[A run of records]

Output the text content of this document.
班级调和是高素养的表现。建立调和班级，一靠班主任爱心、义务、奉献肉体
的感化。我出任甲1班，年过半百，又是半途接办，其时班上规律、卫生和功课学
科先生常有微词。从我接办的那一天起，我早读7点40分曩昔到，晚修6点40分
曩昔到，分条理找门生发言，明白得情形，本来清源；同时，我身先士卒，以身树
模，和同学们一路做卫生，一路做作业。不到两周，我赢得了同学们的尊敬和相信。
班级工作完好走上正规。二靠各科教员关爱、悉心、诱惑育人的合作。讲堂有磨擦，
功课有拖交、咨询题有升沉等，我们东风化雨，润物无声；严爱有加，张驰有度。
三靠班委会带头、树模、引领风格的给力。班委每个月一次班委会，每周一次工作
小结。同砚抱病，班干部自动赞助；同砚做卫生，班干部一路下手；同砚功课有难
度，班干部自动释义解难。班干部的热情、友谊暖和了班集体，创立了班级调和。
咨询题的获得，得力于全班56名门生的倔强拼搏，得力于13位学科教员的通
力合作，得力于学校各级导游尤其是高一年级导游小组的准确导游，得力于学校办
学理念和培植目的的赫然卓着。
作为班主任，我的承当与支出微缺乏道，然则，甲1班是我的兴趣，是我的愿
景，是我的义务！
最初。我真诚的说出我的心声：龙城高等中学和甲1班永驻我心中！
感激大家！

PROBLEM: Return all the data exactly as given.

CORRECT ANSWER:
Output the text content of this document.
班级调和是高素养的表现。建立调和班级，一靠班主任爱心、义务、奉献肉体
的感化。我出任甲1班，年过半百，又是半途接办，其时班上规律、卫生和功课学
科先生常有微词。从我接办的那一天起，我早读7点40分曩昔到，晚修6点40分
曩昔到，分条理找门生发言，明白得情形，本来清源；同时，我身先士卒，以身树
模，和同学们一路做卫生，一路做作业。不到两周，我赢得了同学们的尊敬和相信。
班级工作完好走上正规。二靠各科教员关爱、悉心、诱惑育人的合作。讲堂有磨擦，
功课有拖交、咨询题有升沉等，我们东风化雨，润物无声；严爱有加，张驰有度。
三靠班委会带头、树模、引领风格的给力。班委每个月一次班委会，每周一次工作
小结。同砚抱病，班干部自动赞助；同砚做卫生，班干部一路下手；同砚功课有难
度，班干部自动释义解难。班干部的热情、友谊暖和了班集体，创立了班级调和。
咨询题的获得，得力于全班56名门生的倔强拼搏，得力于13位学科教员的通
力合作，得力于学校各级导游尤其是高一年级导游小组的准确导游，得力于学校办
学理念和培植目的的赫然卓着。
作为班主任，我的承当与支出微缺乏道，然则，甲1班是我的兴趣，是我的愿
景，是我的义务！
最初。我真诚的说出我的心声：龙城高等中学和甲1班永驻我心中！
感激大家！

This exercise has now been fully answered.